**Given exercise**
Reproduce the material exactly, omitting nothing.

**Given data**
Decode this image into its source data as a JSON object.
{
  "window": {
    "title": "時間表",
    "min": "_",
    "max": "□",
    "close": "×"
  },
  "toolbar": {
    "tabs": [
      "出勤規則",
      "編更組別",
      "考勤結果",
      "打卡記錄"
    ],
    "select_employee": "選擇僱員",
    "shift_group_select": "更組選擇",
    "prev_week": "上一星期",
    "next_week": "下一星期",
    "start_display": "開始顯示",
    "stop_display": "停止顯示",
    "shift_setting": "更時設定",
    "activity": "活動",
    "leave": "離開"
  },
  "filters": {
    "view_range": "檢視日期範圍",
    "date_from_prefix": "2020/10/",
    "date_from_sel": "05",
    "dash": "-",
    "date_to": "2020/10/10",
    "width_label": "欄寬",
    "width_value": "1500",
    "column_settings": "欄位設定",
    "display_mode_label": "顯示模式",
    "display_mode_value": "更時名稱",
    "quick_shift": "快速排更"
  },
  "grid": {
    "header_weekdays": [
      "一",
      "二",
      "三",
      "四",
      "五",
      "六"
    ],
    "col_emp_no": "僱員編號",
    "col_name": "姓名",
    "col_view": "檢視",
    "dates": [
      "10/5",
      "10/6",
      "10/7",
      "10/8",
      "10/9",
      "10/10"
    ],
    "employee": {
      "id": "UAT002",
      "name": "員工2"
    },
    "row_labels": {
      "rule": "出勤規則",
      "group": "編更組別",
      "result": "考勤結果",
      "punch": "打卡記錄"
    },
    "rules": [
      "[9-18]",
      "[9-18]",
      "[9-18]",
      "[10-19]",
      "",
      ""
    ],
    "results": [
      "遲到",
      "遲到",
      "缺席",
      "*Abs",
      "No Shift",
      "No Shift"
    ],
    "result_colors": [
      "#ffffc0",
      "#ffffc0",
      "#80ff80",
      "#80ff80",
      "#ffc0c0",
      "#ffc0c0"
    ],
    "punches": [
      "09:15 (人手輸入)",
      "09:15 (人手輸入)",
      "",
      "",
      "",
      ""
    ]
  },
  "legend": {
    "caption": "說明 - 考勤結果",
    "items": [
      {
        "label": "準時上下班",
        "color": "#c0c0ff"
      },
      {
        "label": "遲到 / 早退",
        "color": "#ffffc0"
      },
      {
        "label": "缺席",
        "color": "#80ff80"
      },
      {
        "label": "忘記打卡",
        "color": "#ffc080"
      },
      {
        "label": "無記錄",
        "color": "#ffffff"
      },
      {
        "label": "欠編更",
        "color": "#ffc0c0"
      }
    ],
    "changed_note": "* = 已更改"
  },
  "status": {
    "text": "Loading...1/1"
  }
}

**Solution**
Decode this image into its source data as a JSON object.
{
  "window": {
    "title": "時間表",
    "min": "_",
    "max": "□",
    "close": "×"
  },
  "toolbar": {
    "tabs": [
      "出勤規則",
      "編更組別",
      "考勤結果",
      "打卡記錄"
    ],
    "select_employee": "選擇僱員",
    "shift_group_select": "更組選擇",
    "prev_week": "上一星期",
    "next_week": "下一星期",
    "start_display": "開始顯示",
    "stop_display": "停止顯示",
    "shift_setting": "更時設定",
    "activity": "活動",
    "leave": "離開"
  },
  "filters": {
    "view_range": "檢視日期範圍",
    "date_from_prefix": "2020/10/",
    "date_from_sel": "05",
    "dash": "-",
    "date_to": "2020/10/10",
    "width_label": "欄寬",
    "width_value": "1500",
    "column_settings": "欄位設定",
    "display_mode_label": "顯示模式",
    "display_mode_value": "更時名稱",
    "quick_shift": "快速排更"
  },
  "grid": {
    "header_weekdays": [
      "一",
      "二",
      "三",
      "四",
      "五",
      "六"
    ],
    "col_emp_no": "僱員編號",
    "col_name": "姓名",
    "col_view": "檢視",
    "dates": [
      "10/5",
      "10/6",
      "10/7",
      "10/8",
      "10/9",
      "10/10"
    ],
    "employee": {
      "id": "UAT002",
      "name": "員工2"
    },
    "row_labels": {
      "rule": "出勤規則",
      "group": "編更組別",
      "result": "考勤結果",
      "punch": "打卡記錄"
    },
    "rules": [
      "[9-18]",
      "[9-18]",
      "[9-18]",
      "[10-19]",
      "",
      ""
    ],
    "results": [
      "遲到",
      "遲到",
      "缺席",
      "*Abs",
      "No Shift",
      "No Shift"
    ],
    "result_colors": [
      "#ffffc0",
      "#ffffc0",
      "#80ff80",
      "#80ff80",
      "#ffc0c0",
      "#ffc0c0"
    ],
    "punches": [
      "09:15 (人手輸入)",
      "09:15 (人手輸入)",
      "",
      "",
      "",
      ""
    ]
  },
  "legend": {
    "caption": "說明 - 考勤結果",
    "items": [
      {
        "label": "準時上下班",
        "color": "#c0c0ff"
      },
      {
        "label": "遲到 / 早退",
        "color": "#ffffc0"
      },
      {
        "label": "缺席",
        "color": "#80ff80"
      },
      {
        "label": "忘記打卡",
        "color": "#ffc080"
      },
      {
        "label": "無記錄",
        "color": "#ffffff"
      },
      {
        "label": "欠編更",
        "color": "#ffc0c0"
      }
    ],
    "changed_note": "* = 已更改"
  },
  "status": {
    "text": "Loading...1/1"
  }
}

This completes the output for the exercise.